== AIM ==
Return only the lines starting at the line that contains "Transcribe the text in this document." and ending with the final line of the listing; include both endpoints.

== EXTRACTED DATA ==
################

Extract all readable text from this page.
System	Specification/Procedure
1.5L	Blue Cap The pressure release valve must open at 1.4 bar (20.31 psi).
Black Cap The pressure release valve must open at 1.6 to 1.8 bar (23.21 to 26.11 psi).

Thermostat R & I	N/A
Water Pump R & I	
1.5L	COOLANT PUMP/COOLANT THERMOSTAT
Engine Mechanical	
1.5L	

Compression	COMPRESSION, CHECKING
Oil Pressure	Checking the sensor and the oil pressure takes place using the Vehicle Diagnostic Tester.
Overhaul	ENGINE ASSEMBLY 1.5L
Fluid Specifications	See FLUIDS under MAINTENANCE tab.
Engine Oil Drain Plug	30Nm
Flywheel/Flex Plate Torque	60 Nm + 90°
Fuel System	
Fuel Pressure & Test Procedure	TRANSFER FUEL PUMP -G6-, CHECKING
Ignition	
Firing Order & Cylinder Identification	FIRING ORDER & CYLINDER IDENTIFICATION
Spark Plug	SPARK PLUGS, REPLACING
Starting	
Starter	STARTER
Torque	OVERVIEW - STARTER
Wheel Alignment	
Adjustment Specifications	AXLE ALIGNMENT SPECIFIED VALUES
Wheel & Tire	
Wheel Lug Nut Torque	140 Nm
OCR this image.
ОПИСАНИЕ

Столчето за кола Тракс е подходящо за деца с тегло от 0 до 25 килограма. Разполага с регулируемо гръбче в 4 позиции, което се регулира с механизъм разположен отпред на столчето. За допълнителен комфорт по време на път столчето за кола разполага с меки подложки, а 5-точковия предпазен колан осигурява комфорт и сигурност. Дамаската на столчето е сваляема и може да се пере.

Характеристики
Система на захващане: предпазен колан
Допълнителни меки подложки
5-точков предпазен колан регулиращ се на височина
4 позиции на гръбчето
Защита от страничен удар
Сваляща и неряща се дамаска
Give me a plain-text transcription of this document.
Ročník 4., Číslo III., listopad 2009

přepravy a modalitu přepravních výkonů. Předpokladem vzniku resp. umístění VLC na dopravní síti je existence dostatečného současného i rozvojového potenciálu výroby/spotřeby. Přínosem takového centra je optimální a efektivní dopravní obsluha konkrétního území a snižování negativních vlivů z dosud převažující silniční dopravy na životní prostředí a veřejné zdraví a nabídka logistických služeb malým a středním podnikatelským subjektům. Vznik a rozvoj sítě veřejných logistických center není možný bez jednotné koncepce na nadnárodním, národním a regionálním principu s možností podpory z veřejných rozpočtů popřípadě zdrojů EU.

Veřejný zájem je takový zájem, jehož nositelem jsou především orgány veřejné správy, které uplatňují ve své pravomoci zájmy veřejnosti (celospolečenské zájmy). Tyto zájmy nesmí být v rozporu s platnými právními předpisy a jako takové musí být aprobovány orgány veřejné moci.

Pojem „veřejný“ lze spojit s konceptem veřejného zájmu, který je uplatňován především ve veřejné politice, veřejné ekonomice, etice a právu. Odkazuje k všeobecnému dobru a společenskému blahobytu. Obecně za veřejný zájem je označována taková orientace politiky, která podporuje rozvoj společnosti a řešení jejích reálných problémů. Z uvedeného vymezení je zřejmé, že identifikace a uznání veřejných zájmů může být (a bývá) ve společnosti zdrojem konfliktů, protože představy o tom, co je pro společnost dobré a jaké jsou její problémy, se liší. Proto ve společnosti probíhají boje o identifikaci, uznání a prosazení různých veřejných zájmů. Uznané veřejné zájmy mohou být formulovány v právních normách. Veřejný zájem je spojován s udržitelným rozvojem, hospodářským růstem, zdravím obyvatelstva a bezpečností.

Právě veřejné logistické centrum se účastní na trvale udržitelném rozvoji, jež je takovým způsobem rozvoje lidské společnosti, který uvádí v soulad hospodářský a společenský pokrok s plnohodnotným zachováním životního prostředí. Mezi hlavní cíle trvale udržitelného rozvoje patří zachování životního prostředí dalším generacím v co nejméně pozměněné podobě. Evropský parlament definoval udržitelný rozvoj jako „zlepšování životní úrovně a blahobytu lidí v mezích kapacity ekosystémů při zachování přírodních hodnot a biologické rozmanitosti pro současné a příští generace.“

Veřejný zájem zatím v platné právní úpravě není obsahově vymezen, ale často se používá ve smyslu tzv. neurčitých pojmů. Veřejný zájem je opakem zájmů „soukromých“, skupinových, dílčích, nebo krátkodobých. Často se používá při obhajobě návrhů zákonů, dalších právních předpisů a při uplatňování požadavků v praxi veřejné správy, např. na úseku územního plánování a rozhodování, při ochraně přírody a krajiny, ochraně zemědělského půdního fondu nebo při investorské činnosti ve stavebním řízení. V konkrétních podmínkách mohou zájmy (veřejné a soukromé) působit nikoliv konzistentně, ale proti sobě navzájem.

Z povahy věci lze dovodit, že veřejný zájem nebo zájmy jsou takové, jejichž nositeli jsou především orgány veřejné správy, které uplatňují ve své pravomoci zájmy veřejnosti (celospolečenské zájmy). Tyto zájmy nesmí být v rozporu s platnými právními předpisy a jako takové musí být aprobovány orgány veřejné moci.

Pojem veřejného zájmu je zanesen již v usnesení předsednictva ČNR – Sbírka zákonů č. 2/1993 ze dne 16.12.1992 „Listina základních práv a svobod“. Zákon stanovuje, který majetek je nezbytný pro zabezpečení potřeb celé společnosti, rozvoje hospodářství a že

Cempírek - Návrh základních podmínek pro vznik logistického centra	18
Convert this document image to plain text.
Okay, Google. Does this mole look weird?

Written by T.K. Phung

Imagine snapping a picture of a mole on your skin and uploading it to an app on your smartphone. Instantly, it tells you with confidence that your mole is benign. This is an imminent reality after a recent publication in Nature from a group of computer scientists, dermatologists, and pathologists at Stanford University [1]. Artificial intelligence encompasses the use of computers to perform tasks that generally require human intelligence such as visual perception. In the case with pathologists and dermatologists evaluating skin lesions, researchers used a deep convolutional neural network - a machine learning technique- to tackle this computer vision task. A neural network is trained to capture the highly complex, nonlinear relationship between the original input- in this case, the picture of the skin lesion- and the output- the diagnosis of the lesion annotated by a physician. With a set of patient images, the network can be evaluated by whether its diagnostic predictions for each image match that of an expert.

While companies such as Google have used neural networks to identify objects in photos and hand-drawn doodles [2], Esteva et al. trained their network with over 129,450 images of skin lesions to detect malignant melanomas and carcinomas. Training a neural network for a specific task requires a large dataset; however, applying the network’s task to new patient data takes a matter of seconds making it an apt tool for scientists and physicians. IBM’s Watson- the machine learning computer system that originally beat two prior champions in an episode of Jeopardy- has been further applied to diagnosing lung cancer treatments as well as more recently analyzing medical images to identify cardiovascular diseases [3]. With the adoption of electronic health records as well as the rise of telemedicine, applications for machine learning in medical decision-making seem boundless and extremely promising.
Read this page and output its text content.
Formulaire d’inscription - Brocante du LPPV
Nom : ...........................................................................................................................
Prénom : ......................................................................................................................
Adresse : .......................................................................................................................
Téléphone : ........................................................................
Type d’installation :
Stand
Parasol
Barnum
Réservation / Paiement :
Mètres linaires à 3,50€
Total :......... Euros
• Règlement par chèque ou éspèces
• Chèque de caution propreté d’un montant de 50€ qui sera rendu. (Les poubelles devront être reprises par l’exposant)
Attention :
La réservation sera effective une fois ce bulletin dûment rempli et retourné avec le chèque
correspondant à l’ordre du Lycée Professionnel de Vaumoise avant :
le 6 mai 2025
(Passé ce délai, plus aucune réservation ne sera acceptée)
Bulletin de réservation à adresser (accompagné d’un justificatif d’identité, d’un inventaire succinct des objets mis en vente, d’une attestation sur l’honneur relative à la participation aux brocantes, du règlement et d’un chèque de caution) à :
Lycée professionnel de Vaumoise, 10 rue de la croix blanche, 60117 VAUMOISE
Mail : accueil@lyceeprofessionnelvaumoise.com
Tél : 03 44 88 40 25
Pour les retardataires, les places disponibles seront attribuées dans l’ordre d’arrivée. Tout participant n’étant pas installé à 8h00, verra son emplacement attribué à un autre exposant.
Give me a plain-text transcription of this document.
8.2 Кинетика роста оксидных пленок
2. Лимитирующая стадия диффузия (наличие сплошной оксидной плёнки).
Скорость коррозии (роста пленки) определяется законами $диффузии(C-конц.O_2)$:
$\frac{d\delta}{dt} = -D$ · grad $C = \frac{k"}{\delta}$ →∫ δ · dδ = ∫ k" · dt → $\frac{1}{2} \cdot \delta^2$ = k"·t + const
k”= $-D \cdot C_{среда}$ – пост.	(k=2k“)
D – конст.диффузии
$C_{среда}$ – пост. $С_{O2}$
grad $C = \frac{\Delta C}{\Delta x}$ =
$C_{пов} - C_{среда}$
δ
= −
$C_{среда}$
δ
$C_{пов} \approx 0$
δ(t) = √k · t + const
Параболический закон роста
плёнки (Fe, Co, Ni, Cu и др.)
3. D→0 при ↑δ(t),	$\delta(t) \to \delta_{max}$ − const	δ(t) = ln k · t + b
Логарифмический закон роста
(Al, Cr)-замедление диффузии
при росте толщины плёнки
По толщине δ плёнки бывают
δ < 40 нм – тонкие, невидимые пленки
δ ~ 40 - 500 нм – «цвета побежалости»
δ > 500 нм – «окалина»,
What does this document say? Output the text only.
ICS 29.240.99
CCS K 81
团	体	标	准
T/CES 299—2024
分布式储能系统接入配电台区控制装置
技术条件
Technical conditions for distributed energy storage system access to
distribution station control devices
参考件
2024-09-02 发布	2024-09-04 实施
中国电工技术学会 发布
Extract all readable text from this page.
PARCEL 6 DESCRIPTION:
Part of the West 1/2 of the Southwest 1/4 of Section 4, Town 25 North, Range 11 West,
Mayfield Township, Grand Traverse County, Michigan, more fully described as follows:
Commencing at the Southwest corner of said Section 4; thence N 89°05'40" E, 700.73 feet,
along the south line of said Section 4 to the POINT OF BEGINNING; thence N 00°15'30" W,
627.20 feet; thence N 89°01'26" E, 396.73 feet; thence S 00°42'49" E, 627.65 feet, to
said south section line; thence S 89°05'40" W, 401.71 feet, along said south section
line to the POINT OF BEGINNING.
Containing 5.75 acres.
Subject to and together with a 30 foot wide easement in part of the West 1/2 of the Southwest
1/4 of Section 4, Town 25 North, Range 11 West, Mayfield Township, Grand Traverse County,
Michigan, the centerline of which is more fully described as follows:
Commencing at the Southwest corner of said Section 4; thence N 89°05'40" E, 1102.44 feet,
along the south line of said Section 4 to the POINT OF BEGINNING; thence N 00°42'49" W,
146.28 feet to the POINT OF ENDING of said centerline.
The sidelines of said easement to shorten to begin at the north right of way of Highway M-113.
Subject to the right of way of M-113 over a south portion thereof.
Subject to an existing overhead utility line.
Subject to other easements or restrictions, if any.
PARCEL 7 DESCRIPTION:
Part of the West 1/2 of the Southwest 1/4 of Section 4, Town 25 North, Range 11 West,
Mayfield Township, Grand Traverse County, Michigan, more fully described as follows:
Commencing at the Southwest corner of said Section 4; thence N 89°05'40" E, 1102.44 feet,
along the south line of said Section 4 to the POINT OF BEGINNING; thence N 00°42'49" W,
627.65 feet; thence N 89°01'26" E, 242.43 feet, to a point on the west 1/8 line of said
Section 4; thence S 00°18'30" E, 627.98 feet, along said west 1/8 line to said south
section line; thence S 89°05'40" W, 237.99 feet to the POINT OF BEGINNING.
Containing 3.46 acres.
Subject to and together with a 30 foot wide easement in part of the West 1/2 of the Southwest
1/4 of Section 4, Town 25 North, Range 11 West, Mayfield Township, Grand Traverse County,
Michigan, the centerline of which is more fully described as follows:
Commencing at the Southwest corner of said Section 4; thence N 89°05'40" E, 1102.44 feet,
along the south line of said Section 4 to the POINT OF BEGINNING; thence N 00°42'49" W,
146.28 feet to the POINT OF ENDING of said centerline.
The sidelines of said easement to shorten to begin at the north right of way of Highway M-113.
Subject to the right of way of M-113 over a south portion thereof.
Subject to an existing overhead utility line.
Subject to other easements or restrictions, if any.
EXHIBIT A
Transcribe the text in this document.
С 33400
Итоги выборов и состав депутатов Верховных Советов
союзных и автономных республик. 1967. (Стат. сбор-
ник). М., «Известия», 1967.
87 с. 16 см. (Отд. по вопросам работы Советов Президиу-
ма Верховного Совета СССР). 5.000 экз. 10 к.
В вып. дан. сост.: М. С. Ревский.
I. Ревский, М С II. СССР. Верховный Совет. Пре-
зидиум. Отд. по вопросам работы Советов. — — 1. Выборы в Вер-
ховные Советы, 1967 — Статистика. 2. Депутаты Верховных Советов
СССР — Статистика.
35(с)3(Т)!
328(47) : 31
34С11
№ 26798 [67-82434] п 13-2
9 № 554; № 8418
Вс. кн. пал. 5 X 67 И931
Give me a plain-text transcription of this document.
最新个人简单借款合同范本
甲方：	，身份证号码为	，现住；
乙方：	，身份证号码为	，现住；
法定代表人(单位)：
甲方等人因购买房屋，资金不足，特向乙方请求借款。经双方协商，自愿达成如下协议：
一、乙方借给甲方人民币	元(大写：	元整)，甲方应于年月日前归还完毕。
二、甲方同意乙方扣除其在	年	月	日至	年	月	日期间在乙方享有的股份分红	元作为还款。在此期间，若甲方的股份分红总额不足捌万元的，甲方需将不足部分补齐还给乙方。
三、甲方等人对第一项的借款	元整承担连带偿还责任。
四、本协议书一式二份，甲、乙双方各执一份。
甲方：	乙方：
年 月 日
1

################

== COMPLETE OUTPUT ==
Transcribe the text in this document.
С 33400
Итоги выборов и состав депутатов Верховных Советов
союзных и автономных республик. 1967. (Стат. сбор-
ник). М., «Известия», 1967.
87 с. 16 см. (Отд. по вопросам работы Советов Президиу-
ма Верховного Совета СССР). 5.000 экз. 10 к.
В вып. дан. сост.: М. С. Ревский.
I. Ревский, М С II. СССР. Верховный Совет. Пре-
зидиум. Отд. по вопросам работы Советов. — — 1. Выборы в Вер-
ховные Советы, 1967 — Статистика. 2. Депутаты Верховных Советов
СССР — Статистика.
35(с)3(Т)!
328(47) : 31
34С11
№ 26798 [67-82434] п 13-2
9 № 554; № 8418
Вс. кн. пал. 5 X 67 И931
Give me a plain-text transcription of this document.
最新个人简单借款合同范本
甲方：	，身份证号码为	，现住；
乙方：	，身份证号码为	，现住；
法定代表人(单位)：
甲方等人因购买房屋，资金不足，特向乙方请求借款。经双方协商，自愿达成如下协议：
一、乙方借给甲方人民币	元(大写：	元整)，甲方应于年月日前归还完毕。
二、甲方同意乙方扣除其在	年	月	日至	年	月	日期间在乙方享有的股份分红	元作为还款。在此期间，若甲方的股份分红总额不足捌万元的，甲方需将不足部分补齐还给乙方。
三、甲方等人对第一项的借款	元整承担连带偿还责任。
四、本协议书一式二份，甲、乙双方各执一份。
甲方：	乙方：
年 月 日
1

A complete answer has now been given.